+++ WORKING DATA
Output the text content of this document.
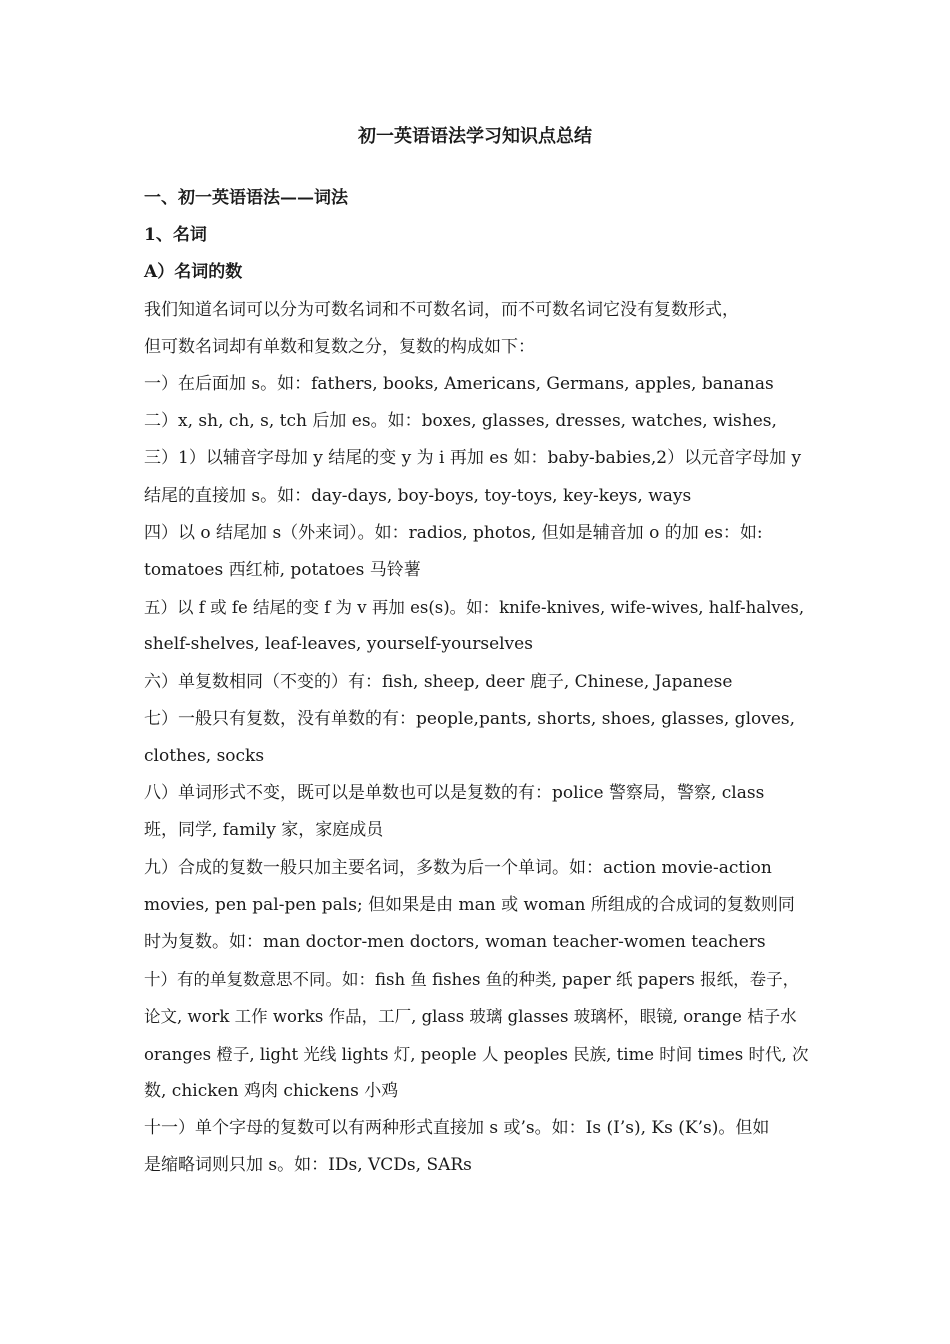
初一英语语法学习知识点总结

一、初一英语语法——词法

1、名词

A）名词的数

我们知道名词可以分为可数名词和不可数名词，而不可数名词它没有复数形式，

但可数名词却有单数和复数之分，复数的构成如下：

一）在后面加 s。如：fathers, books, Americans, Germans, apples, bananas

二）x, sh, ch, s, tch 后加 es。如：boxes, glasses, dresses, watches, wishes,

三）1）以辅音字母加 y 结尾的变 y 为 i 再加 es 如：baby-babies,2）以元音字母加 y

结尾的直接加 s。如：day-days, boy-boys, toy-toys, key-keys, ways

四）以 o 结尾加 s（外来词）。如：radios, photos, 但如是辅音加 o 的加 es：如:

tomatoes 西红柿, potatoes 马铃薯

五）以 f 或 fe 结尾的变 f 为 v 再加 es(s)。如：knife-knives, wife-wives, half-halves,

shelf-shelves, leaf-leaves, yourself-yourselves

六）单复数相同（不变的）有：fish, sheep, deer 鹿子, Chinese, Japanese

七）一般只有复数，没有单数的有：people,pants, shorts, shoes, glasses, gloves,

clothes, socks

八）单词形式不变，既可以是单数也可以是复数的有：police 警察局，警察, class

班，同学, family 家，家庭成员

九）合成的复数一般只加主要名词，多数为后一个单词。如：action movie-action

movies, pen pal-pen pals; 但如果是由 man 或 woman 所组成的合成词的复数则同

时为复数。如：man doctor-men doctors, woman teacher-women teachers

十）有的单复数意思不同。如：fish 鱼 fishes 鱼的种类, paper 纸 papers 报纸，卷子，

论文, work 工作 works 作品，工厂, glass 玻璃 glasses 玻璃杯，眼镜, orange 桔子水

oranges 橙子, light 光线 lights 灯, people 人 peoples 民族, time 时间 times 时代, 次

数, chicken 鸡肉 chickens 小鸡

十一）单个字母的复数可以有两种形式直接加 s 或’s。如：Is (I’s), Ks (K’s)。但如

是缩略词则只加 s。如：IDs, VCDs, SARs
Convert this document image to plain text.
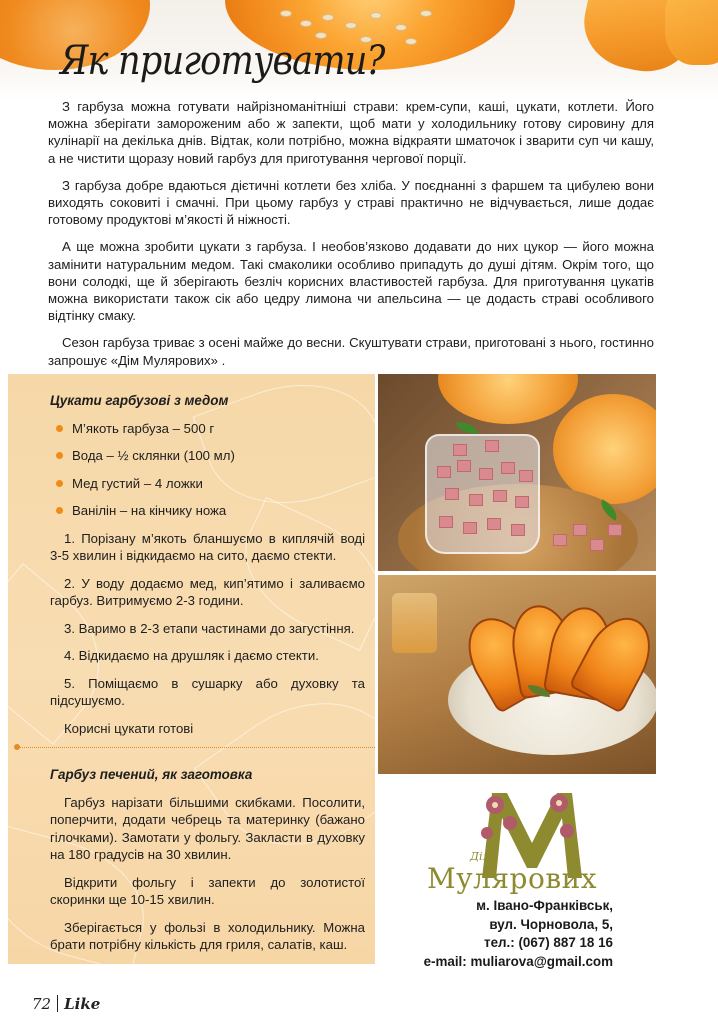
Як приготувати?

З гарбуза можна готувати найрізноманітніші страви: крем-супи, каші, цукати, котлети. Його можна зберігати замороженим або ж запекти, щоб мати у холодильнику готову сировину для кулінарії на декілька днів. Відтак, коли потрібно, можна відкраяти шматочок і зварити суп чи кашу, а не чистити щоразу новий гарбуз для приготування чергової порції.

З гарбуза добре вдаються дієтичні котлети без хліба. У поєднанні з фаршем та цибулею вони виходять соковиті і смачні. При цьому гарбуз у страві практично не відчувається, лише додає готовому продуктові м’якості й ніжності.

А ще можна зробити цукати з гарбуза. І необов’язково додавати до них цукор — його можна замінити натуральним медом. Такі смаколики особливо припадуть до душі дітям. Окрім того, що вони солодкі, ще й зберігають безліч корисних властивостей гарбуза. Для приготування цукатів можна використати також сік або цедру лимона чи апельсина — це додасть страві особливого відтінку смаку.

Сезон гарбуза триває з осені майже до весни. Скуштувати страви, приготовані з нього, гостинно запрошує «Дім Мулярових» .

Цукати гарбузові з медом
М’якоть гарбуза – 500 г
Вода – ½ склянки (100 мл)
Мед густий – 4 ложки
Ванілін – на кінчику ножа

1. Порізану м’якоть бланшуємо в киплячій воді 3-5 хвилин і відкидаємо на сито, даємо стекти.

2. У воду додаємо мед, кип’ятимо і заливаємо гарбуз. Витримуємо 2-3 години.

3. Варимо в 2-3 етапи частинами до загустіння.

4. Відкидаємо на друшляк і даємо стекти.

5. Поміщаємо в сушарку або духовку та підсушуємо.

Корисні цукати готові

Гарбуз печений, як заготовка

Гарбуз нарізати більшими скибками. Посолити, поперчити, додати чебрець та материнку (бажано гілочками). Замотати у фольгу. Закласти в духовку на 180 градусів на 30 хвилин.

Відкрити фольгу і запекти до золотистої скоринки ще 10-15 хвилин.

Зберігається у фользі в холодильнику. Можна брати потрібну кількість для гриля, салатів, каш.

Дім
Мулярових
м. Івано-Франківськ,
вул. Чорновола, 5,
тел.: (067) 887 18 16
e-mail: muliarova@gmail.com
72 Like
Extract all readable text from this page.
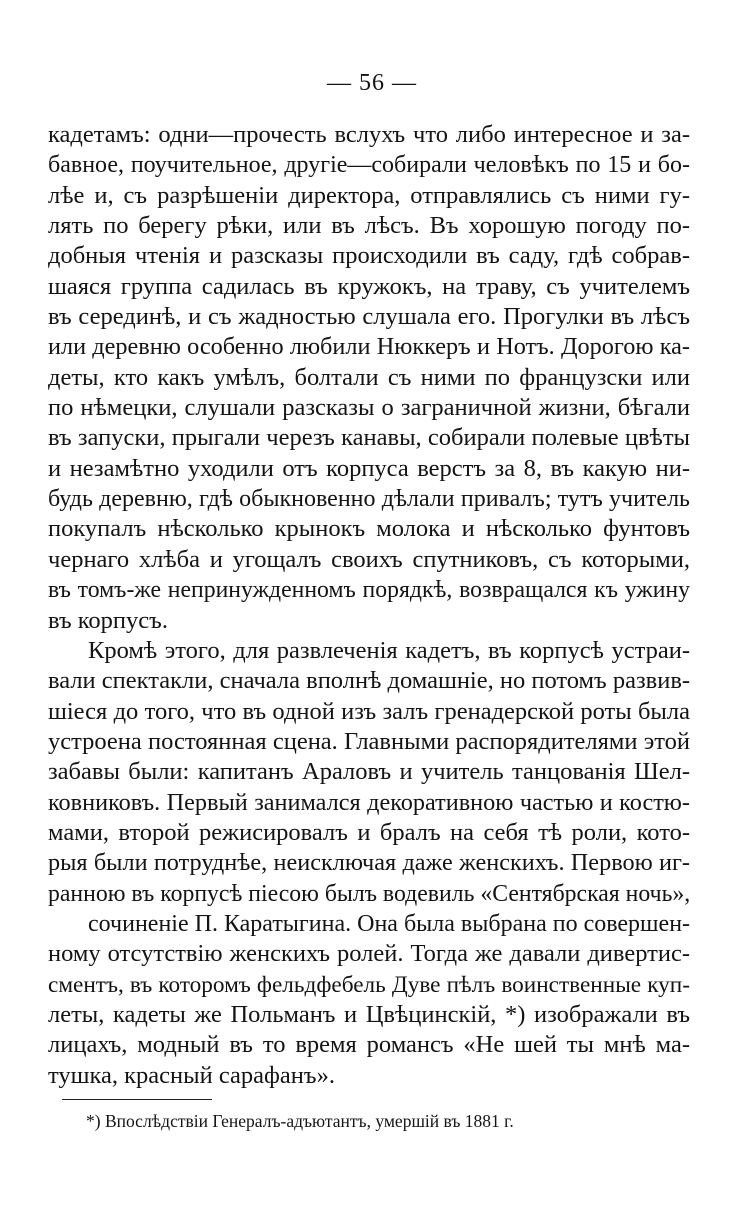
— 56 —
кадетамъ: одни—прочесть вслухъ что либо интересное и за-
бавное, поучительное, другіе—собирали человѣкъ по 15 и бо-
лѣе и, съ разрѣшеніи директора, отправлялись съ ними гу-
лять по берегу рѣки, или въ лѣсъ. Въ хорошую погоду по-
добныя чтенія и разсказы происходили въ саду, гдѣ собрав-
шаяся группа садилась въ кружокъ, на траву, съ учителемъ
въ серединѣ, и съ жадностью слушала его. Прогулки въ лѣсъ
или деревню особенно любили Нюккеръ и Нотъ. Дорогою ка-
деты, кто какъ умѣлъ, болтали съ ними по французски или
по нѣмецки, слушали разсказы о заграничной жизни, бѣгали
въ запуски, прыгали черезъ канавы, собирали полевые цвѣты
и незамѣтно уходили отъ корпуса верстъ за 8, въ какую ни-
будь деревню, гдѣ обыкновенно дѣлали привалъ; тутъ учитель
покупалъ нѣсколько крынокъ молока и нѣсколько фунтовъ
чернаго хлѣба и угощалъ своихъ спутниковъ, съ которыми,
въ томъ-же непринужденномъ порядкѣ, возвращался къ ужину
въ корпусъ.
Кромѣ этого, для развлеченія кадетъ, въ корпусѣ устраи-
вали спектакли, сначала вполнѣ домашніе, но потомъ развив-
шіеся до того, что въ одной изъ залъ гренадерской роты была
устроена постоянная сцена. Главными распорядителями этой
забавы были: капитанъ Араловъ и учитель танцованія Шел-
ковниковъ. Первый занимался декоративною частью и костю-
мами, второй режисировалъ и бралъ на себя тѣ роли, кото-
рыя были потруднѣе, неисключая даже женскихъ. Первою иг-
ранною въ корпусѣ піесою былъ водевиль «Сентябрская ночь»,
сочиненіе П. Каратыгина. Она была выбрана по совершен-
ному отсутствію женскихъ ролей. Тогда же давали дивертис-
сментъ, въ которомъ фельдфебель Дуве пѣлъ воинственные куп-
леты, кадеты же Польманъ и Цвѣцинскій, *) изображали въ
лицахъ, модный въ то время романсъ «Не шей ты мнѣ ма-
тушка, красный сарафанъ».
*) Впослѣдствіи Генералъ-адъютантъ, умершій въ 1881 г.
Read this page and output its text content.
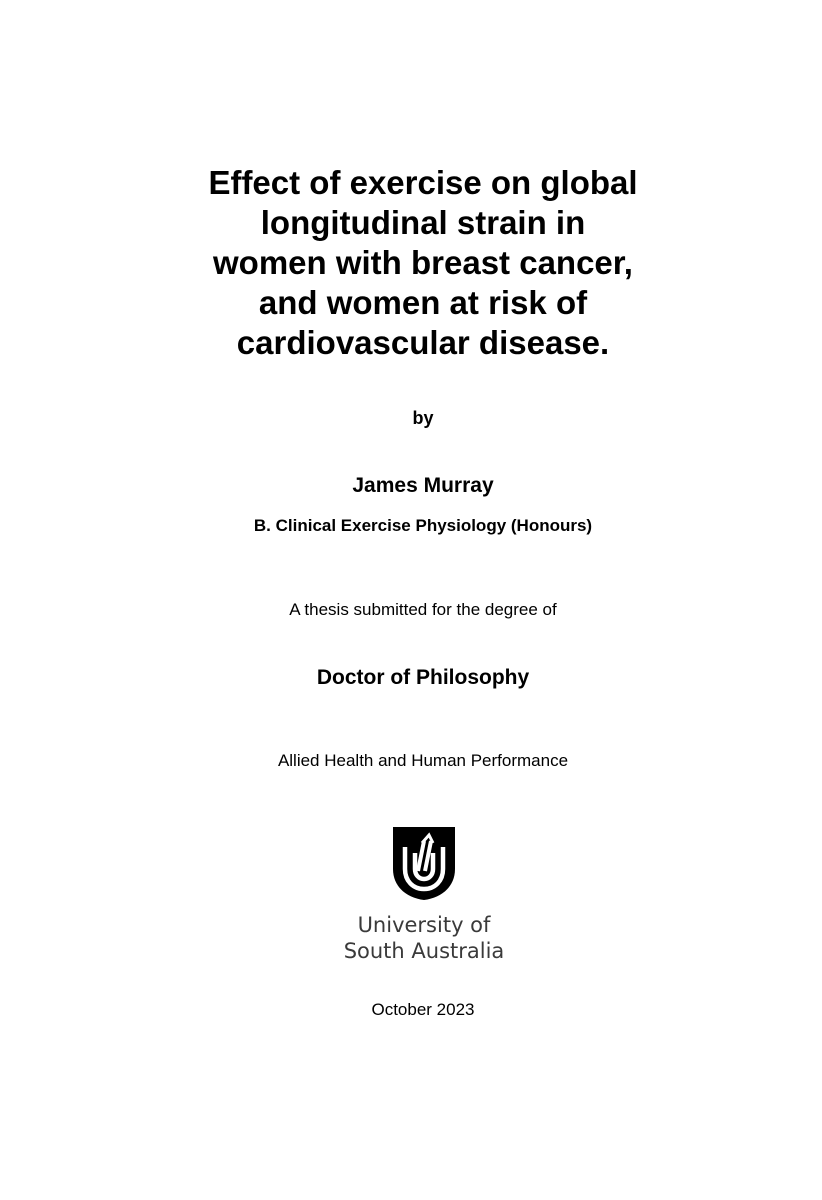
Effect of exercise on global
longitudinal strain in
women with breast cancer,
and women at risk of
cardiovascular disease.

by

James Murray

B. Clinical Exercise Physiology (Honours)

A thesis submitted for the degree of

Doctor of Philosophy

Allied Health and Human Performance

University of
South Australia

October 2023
++++++
Scan the material above for the string "people" and report each line where you find it.

七）一般只有复数，没有单数的有：people,pants, shorts, shoes, glasses, gloves,
oranges 橙子, light 光线 lights 灯, people 人 peoples 民族, time 时间 times 时代, 次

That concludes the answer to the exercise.